Convert every line of the material below into a JSON list of strings, one string per line, with blank lines omitted.

▸ **Data for this task**:
:::::
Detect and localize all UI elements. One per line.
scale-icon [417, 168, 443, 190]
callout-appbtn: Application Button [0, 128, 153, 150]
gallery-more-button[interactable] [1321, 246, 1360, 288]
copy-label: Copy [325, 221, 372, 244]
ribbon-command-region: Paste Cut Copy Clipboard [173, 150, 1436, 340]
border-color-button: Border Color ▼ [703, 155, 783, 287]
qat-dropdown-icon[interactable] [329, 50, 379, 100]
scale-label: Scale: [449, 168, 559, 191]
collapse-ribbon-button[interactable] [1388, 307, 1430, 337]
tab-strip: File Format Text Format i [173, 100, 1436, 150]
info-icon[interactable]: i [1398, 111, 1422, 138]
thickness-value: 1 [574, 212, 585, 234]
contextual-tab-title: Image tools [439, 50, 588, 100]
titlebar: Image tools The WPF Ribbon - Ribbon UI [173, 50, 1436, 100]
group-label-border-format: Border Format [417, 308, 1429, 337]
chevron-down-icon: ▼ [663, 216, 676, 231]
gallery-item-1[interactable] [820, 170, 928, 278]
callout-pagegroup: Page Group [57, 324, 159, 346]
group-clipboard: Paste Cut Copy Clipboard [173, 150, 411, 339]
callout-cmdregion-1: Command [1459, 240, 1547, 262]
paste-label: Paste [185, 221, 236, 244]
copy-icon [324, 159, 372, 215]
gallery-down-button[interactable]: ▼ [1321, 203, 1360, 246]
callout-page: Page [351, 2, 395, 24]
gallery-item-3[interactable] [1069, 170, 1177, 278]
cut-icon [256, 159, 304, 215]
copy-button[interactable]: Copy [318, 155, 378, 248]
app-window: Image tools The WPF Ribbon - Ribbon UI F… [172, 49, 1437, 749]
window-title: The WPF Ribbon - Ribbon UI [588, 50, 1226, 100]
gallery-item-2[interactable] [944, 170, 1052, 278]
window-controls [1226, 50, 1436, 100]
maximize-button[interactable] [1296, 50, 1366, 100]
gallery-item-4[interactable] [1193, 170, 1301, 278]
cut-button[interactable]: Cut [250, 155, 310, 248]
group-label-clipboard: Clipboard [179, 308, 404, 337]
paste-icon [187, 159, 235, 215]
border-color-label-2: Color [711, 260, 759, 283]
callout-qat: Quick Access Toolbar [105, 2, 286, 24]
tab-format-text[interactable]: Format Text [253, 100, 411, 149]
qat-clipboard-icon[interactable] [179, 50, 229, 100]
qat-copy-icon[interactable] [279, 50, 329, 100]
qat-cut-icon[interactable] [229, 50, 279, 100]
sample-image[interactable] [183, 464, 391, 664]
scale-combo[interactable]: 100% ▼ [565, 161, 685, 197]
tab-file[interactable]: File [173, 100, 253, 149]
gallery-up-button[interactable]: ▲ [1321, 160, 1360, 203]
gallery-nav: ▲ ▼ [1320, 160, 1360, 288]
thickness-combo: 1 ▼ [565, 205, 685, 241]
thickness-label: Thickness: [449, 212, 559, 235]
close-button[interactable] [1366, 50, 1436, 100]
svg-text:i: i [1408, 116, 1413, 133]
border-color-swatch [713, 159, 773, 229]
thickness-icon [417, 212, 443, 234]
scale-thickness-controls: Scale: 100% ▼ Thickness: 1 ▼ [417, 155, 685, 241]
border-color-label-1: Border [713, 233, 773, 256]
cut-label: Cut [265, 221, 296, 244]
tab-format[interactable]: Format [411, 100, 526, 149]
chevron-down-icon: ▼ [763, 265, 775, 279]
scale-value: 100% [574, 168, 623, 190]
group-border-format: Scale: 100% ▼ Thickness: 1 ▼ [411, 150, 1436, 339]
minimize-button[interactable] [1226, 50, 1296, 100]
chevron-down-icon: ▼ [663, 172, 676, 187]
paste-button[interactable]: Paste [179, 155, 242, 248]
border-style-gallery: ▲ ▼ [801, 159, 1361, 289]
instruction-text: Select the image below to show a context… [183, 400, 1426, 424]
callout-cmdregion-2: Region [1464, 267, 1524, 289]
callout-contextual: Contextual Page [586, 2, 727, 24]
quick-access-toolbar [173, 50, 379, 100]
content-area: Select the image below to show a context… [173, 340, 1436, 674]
:::::
▸ **Response**:
[
  "Detect and localize all UI elements. One per line.",
  "scale-icon [417, 168, 443, 190]",
  "callout-appbtn: Application Button [0, 128, 153, 150]",
  "gallery-more-button[interactable] [1321, 246, 1360, 288]",
  "copy-label: Copy [325, 221, 372, 244]",
  "ribbon-command-region: Paste Cut Copy Clipboard [173, 150, 1436, 340]",
  "border-color-button: Border Color ▼ [703, 155, 783, 287]",
  "qat-dropdown-icon[interactable] [329, 50, 379, 100]",
  "scale-label: Scale: [449, 168, 559, 191]",
  "collapse-ribbon-button[interactable] [1388, 307, 1430, 337]",
  "tab-strip: File Format Text Format i [173, 100, 1436, 150]",
  "info-icon[interactable]: i [1398, 111, 1422, 138]",
  "thickness-value: 1 [574, 212, 585, 234]",
  "contextual-tab-title: Image tools [439, 50, 588, 100]",
  "titlebar: Image tools The WPF Ribbon - Ribbon UI [173, 50, 1436, 100]",
  "group-label-border-format: Border Format [417, 308, 1429, 337]",
  "chevron-down-icon: ▼ [663, 216, 676, 231]",
  "gallery-item-1[interactable] [820, 170, 928, 278]",
  "callout-pagegroup: Page Group [57, 324, 159, 346]",
  "group-clipboard: Paste Cut Copy Clipboard [173, 150, 411, 339]",
  "callout-cmdregion-1: Command [1459, 240, 1547, 262]",
  "paste-label: Paste [185, 221, 236, 244]",
  "copy-icon [324, 159, 372, 215]",
  "gallery-down-button[interactable]: ▼ [1321, 203, 1360, 246]",
  "callout-page: Page [351, 2, 395, 24]",
  "gallery-item-3[interactable] [1069, 170, 1177, 278]",
  "cut-icon [256, 159, 304, 215]",
  "copy-button[interactable]: Copy [318, 155, 378, 248]",
  "app-window: Image tools The WPF Ribbon - Ribbon UI F… [172, 49, 1437, 749]",
  "window-title: The WPF Ribbon - Ribbon UI [588, 50, 1226, 100]",
  "gallery-item-2[interactable] [944, 170, 1052, 278]",
  "window-controls [1226, 50, 1436, 100]",
  "maximize-button[interactable] [1296, 50, 1366, 100]",
  "gallery-item-4[interactable] [1193, 170, 1301, 278]",
  "cut-button[interactable]: Cut [250, 155, 310, 248]",
  "group-label-clipboard: Clipboard [179, 308, 404, 337]",
  "paste-icon [187, 159, 235, 215]",
  "border-color-label-2: Color [711, 260, 759, 283]",
  "callout-qat: Quick Access Toolbar [105, 2, 286, 24]",
  "tab-format-text[interactable]: Format Text [253, 100, 411, 149]",
  "qat-clipboard-icon[interactable] [179, 50, 229, 100]",
  "qat-copy-icon[interactable] [279, 50, 329, 100]",
  "qat-cut-icon[interactable] [229, 50, 279, 100]",
  "sample-image[interactable] [183, 464, 391, 664]",
  "scale-combo[interactable]: 100% ▼ [565, 161, 685, 197]",
  "tab-file[interactable]: File [173, 100, 253, 149]",
  "gallery-up-button[interactable]: ▲ [1321, 160, 1360, 203]",
  "gallery-nav: ▲ ▼ [1320, 160, 1360, 288]",
  "thickness-combo: 1 ▼ [565, 205, 685, 241]",
  "thickness-label: Thickness: [449, 212, 559, 235]",
  "close-button[interactable] [1366, 50, 1436, 100]",
  "svg-text:i: i [1408, 116, 1413, 133]",
  "border-color-swatch [713, 159, 773, 229]",
  "thickness-icon [417, 212, 443, 234]",
  "scale-thickness-controls: Scale: 100% ▼ Thickness: 1 ▼ [417, 155, 685, 241]",
  "border-color-label-1: Border [713, 233, 773, 256]",
  "cut-label: Cut [265, 221, 296, 244]",
  "tab-format[interactable]: Format [411, 100, 526, 149]",
  "chevron-down-icon: ▼ [763, 265, 775, 279]",
  "scale-value: 100% [574, 168, 623, 190]",
  "group-border-format: Scale: 100% ▼ Thickness: 1 ▼ [411, 150, 1436, 339]",
  "minimize-button[interactable] [1226, 50, 1296, 100]",
  "chevron-down-icon: ▼ [663, 172, 676, 187]",
  "paste-button[interactable]: Paste [179, 155, 242, 248]",
  "border-style-gallery: ▲ ▼ [801, 159, 1361, 289]",
  "instruction-text: Select the image below to show a context… [183, 400, 1426, 424]",
  "callout-cmdregion-2: Region [1464, 267, 1524, 289]",
  "callout-contextual: Contextual Page [586, 2, 727, 24]",
  "quick-access-toolbar [173, 50, 379, 100]",
  "content-area: Select the image below to show a context… [173, 340, 1436, 674]"
]